═══ SUPPLIED DATA ═══

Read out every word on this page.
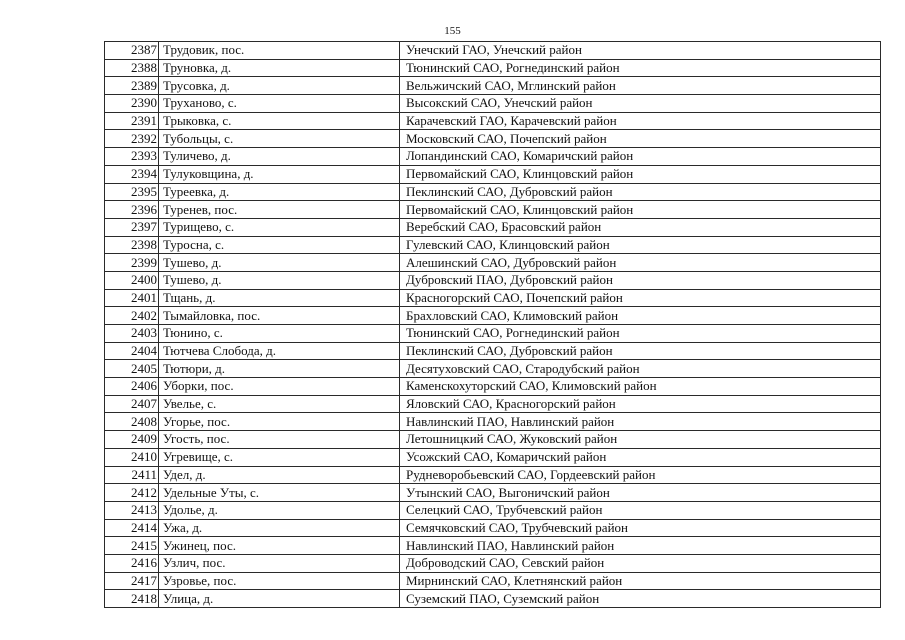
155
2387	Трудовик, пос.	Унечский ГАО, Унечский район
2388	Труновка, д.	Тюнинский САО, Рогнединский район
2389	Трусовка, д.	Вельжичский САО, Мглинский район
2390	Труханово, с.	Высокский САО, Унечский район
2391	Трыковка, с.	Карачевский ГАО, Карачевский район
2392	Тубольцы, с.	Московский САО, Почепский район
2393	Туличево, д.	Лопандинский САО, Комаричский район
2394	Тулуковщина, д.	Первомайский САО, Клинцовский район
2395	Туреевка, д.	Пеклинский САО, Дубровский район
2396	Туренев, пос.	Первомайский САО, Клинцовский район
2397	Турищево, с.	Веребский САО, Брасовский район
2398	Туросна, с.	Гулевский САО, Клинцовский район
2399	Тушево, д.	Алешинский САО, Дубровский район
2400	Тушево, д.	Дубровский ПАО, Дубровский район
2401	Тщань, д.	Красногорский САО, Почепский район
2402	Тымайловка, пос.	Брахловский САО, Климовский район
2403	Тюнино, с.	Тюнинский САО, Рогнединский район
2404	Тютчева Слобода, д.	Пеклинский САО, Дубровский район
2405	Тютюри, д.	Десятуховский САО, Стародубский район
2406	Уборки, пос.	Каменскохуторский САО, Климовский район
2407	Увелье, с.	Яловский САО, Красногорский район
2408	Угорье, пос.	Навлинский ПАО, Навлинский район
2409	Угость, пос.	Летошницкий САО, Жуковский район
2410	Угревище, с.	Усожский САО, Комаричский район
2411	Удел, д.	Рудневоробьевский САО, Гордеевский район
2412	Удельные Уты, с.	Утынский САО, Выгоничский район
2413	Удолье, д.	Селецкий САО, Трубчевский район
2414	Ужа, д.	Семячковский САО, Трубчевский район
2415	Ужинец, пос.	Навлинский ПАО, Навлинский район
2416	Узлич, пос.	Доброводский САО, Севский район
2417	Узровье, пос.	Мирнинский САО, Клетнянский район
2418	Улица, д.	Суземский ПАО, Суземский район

═══
═══ SUPPLIED DATA ═══

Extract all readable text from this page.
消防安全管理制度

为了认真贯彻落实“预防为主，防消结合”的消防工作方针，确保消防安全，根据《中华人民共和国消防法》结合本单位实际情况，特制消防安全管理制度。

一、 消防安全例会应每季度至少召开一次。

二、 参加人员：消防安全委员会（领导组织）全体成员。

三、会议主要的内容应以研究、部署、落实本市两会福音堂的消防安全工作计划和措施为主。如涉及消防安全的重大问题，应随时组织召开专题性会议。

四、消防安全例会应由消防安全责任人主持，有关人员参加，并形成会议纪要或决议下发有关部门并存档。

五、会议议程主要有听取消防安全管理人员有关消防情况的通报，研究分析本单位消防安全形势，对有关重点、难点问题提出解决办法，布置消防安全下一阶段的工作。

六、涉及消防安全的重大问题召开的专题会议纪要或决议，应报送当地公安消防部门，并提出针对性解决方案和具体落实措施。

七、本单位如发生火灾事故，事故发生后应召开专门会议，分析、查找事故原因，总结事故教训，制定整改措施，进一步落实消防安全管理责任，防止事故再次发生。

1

═══

WRITTEN PROBLEM: Among the lines above, how many contain the string "Тушево"? State the number alone.

TASK RESULT: 2